[Stored entries]
[start]
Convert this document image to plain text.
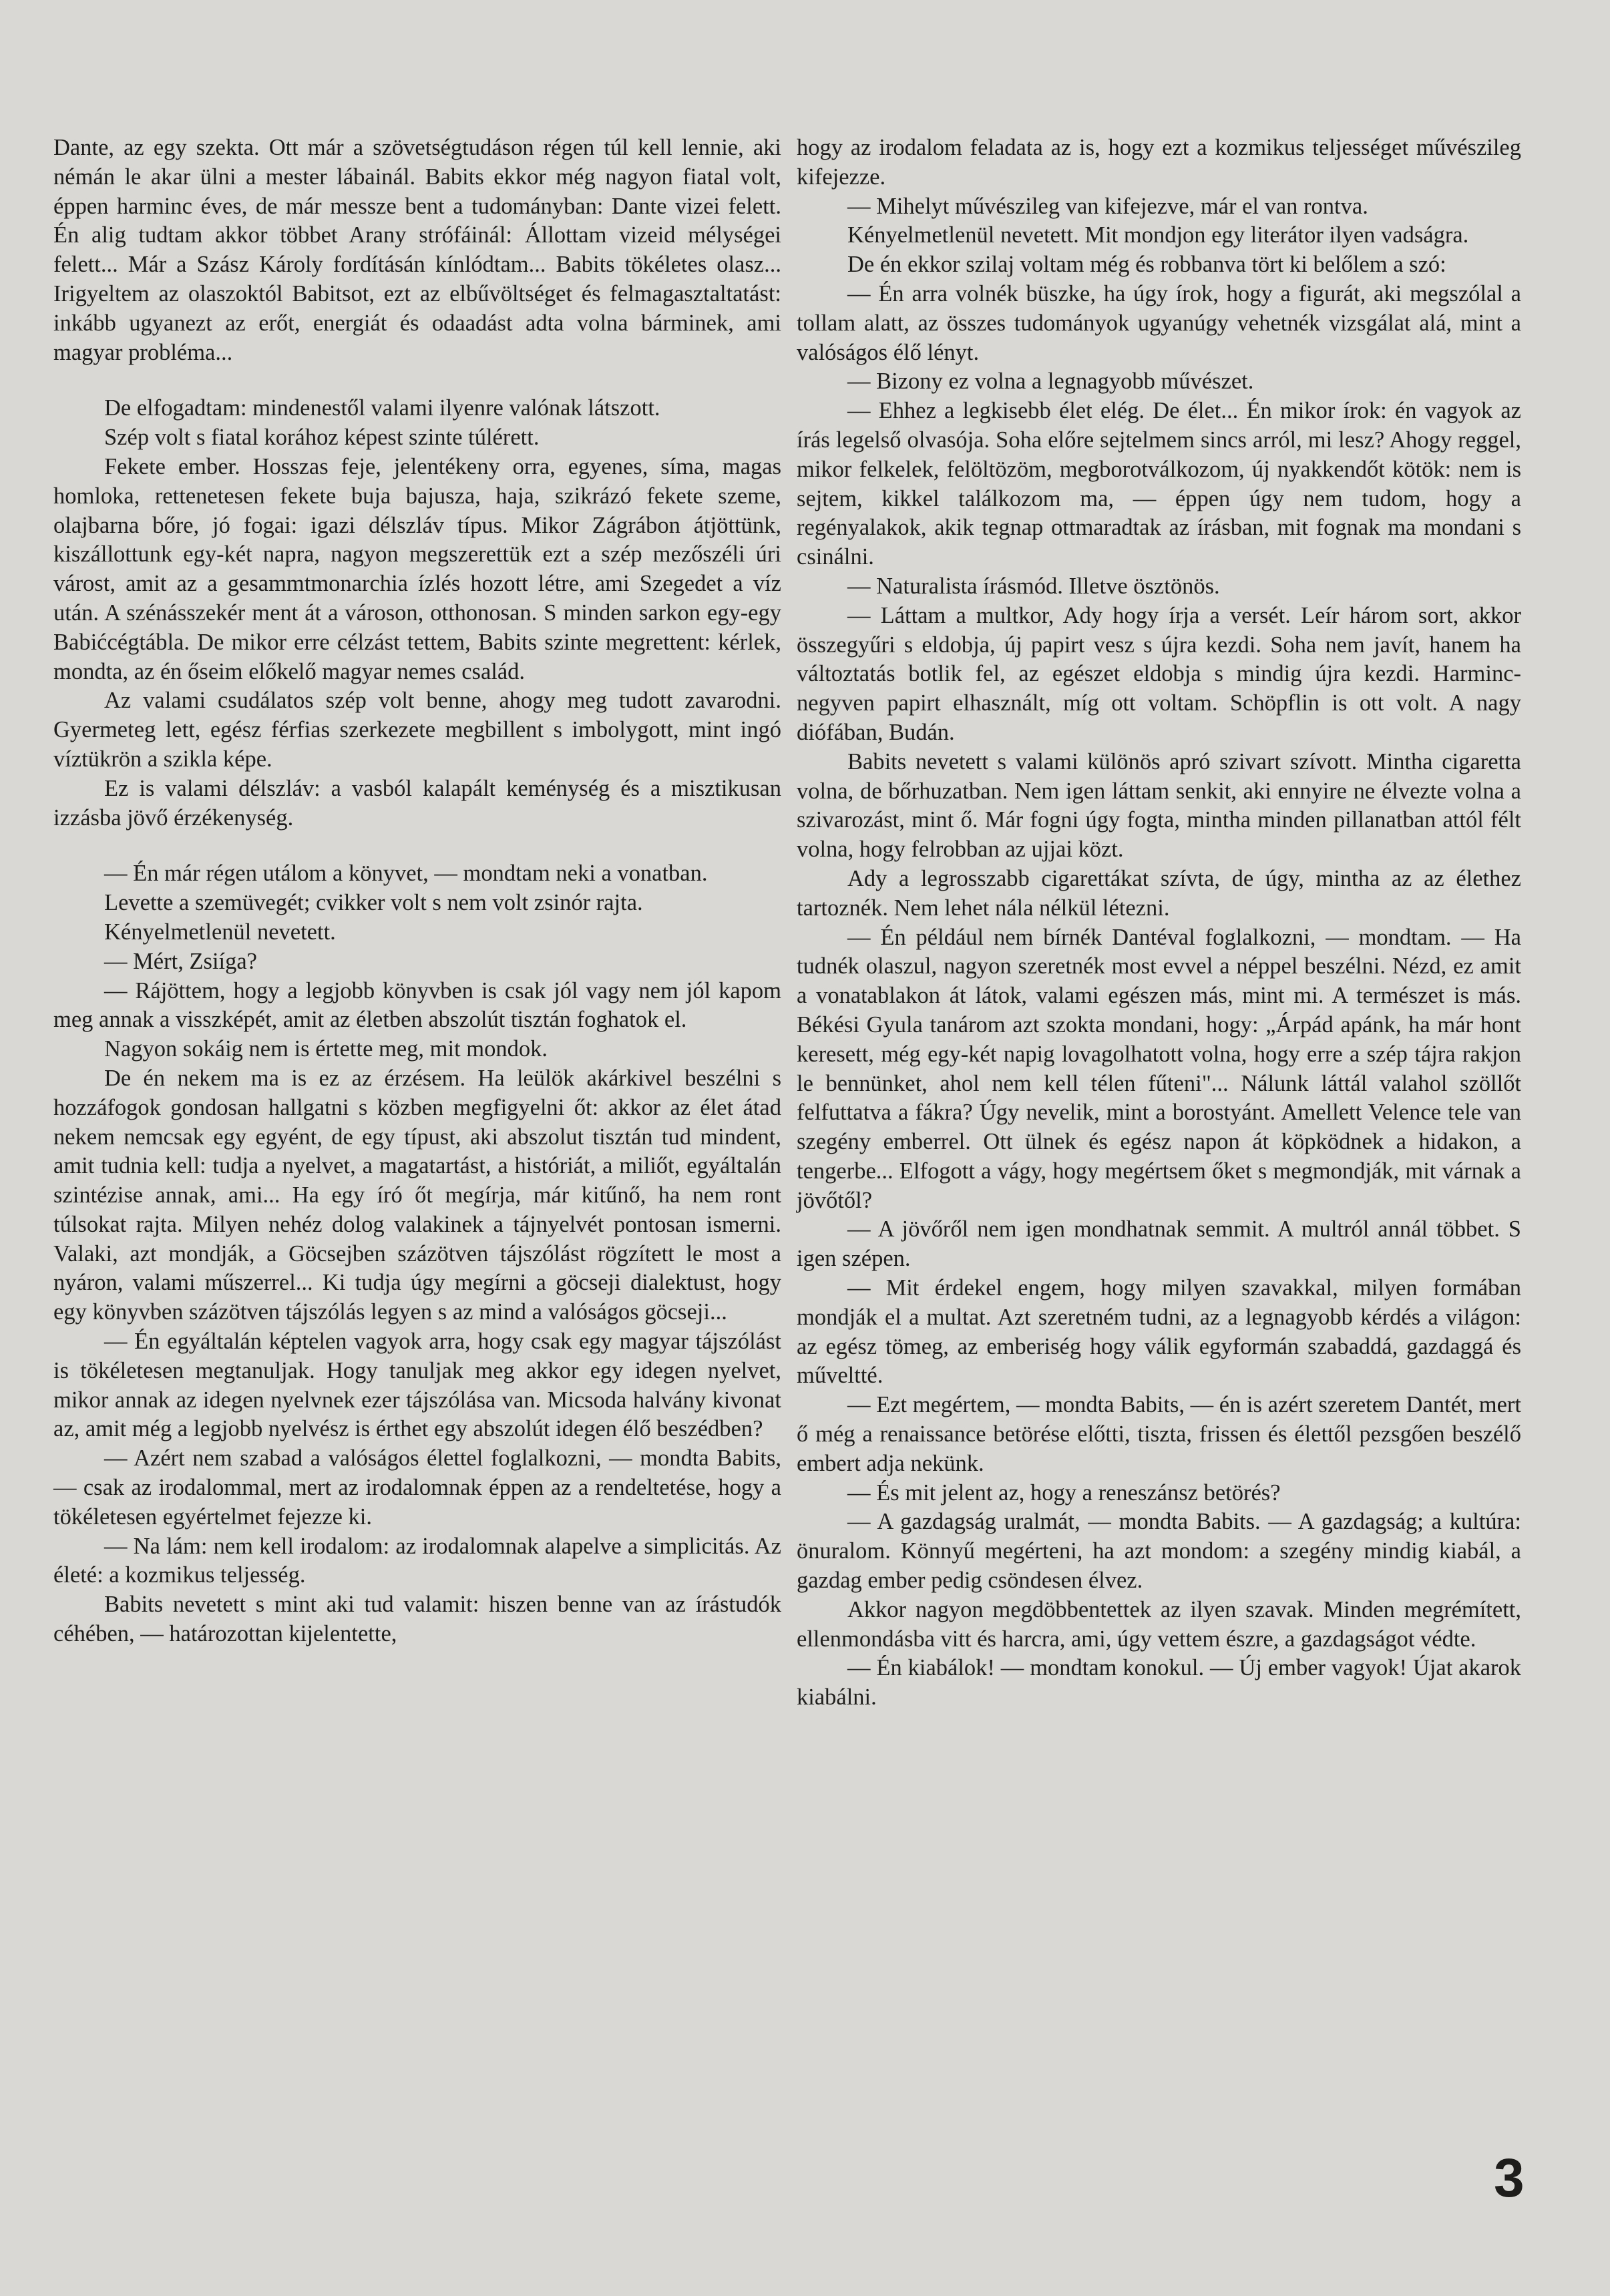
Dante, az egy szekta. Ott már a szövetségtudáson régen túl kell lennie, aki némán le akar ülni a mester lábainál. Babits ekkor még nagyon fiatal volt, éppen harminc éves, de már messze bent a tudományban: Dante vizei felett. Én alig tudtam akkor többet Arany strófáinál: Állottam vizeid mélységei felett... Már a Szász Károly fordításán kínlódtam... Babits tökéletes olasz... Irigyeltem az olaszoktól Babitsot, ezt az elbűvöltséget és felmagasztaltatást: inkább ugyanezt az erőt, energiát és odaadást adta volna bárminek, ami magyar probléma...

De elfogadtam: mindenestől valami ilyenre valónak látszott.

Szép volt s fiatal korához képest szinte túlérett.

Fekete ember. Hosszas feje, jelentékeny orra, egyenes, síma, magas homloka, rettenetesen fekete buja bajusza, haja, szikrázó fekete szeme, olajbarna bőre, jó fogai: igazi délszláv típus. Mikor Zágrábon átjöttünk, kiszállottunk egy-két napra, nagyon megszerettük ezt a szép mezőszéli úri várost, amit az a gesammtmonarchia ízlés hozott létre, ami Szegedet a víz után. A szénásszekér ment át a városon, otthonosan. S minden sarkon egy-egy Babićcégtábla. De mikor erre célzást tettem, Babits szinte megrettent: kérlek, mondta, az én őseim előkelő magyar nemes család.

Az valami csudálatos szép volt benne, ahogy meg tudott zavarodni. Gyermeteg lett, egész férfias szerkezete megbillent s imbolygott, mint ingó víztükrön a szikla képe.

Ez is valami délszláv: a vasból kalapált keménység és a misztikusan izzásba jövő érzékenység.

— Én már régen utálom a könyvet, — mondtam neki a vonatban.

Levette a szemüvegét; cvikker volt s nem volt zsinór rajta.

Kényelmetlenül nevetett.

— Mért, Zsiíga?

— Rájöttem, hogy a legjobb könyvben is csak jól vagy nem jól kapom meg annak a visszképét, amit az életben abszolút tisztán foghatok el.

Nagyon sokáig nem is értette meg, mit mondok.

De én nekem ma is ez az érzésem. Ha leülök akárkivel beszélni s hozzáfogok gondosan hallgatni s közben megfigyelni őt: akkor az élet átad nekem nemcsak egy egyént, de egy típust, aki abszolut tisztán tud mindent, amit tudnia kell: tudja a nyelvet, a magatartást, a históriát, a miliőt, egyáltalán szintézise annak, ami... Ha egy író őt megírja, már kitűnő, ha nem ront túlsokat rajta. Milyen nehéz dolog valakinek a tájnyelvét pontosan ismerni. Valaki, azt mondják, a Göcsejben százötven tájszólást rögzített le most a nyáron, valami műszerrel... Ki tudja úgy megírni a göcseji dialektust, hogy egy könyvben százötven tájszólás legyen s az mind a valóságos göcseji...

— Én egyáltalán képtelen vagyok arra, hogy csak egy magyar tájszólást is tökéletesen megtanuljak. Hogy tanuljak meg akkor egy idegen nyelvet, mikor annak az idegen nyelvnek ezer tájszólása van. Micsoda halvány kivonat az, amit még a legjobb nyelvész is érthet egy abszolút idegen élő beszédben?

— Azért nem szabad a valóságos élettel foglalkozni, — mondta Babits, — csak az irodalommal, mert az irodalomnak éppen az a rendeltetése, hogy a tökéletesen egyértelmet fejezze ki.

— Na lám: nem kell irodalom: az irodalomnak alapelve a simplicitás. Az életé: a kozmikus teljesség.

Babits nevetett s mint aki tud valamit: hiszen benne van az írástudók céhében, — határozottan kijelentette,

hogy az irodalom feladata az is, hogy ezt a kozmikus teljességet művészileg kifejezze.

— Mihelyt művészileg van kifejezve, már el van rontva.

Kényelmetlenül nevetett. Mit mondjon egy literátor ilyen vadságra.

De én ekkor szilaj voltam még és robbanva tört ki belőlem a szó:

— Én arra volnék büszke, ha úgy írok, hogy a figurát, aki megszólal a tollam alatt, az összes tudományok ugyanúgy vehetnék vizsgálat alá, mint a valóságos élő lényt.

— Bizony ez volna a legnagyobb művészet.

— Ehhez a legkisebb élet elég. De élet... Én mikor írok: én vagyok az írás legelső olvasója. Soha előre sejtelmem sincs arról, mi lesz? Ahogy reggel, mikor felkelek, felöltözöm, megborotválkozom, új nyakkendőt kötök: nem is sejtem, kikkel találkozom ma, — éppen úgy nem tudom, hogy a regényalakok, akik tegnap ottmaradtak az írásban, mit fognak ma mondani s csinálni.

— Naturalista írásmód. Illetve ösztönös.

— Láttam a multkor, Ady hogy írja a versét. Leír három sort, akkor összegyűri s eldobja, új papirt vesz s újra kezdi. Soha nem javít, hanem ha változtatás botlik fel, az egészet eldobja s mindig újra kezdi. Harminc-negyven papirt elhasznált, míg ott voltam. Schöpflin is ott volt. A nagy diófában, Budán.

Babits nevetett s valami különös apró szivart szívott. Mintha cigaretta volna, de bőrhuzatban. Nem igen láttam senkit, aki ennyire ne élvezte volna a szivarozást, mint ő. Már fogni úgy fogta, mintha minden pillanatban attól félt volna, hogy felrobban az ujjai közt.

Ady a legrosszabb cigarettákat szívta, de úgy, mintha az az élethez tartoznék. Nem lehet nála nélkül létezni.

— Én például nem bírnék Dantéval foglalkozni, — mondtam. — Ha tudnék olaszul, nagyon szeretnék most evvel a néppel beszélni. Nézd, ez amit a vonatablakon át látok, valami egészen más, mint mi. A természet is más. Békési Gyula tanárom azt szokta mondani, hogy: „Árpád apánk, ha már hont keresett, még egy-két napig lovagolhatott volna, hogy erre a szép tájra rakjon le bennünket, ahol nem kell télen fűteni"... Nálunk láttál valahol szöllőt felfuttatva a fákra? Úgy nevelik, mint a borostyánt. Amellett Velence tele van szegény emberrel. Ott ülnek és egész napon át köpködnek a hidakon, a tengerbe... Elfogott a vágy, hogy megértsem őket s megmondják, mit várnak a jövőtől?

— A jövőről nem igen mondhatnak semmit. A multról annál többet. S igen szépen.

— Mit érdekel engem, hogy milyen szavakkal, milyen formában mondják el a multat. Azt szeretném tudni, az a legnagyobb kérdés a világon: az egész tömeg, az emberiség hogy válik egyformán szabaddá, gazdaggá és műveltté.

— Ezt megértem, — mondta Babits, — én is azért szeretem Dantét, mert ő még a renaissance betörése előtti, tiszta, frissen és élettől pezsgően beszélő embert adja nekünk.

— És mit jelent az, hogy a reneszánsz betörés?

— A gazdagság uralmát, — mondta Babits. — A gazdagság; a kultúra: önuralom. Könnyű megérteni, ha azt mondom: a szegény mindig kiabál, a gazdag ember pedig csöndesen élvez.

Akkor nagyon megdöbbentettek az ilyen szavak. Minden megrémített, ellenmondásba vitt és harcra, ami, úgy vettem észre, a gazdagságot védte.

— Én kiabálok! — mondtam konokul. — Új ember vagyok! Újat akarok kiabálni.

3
[end]
[start]
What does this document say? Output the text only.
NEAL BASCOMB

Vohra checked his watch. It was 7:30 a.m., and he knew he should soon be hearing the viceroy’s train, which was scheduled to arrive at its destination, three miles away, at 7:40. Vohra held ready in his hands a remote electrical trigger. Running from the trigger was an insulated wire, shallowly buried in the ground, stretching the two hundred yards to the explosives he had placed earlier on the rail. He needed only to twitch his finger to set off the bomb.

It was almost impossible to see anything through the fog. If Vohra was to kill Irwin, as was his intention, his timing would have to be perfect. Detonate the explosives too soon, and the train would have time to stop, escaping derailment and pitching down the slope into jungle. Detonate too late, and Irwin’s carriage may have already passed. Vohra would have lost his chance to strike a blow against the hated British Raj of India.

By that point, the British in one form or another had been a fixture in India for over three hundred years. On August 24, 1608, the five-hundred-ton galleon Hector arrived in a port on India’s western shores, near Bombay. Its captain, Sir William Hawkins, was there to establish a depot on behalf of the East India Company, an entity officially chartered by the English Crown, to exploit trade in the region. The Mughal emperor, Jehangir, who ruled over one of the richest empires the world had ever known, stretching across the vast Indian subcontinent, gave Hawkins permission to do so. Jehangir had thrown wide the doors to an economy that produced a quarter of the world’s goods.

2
[end]
[start]
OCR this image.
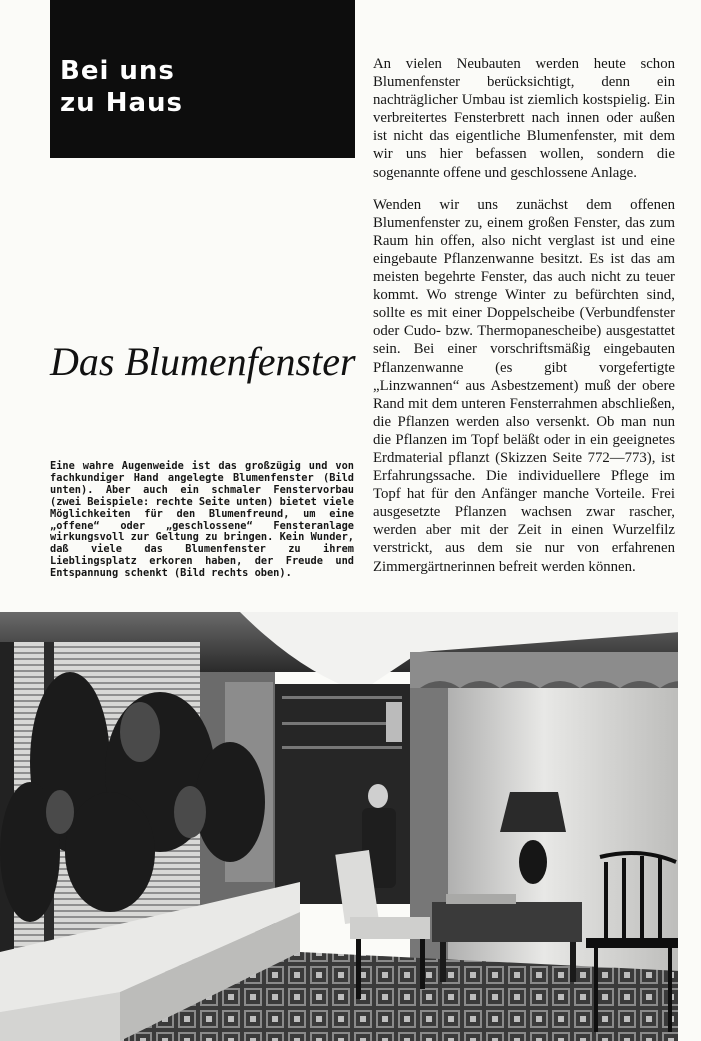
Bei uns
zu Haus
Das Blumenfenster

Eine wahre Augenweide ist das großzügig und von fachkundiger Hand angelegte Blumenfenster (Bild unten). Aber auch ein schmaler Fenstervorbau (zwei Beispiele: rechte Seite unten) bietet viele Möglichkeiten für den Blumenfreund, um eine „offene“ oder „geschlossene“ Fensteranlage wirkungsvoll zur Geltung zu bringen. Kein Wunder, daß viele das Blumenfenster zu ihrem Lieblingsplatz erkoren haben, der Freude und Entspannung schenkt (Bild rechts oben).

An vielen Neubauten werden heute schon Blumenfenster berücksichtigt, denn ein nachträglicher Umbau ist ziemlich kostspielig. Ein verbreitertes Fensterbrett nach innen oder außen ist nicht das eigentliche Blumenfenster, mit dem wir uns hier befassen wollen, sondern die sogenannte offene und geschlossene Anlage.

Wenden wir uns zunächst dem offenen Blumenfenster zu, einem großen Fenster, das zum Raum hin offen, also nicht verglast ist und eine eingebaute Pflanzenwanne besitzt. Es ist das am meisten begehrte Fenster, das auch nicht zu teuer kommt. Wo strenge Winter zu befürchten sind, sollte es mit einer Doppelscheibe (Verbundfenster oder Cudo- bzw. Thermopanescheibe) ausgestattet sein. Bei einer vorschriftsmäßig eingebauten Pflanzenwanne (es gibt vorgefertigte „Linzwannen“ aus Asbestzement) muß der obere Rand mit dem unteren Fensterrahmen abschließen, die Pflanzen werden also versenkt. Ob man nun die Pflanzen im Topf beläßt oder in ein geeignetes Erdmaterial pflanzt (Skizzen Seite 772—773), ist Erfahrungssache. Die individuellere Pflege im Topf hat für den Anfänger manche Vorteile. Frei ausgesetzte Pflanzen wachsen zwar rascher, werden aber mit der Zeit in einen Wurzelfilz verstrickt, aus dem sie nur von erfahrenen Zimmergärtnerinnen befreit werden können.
[end]
### Given instruction
Search the entries for the word "Kényelmetlenül" and pick out every line that holds it.

### Expected output
Kényelmetlenül nevetett.
Kényelmetlenül nevetett. Mit mondjon egy literátor ilyen vadságra.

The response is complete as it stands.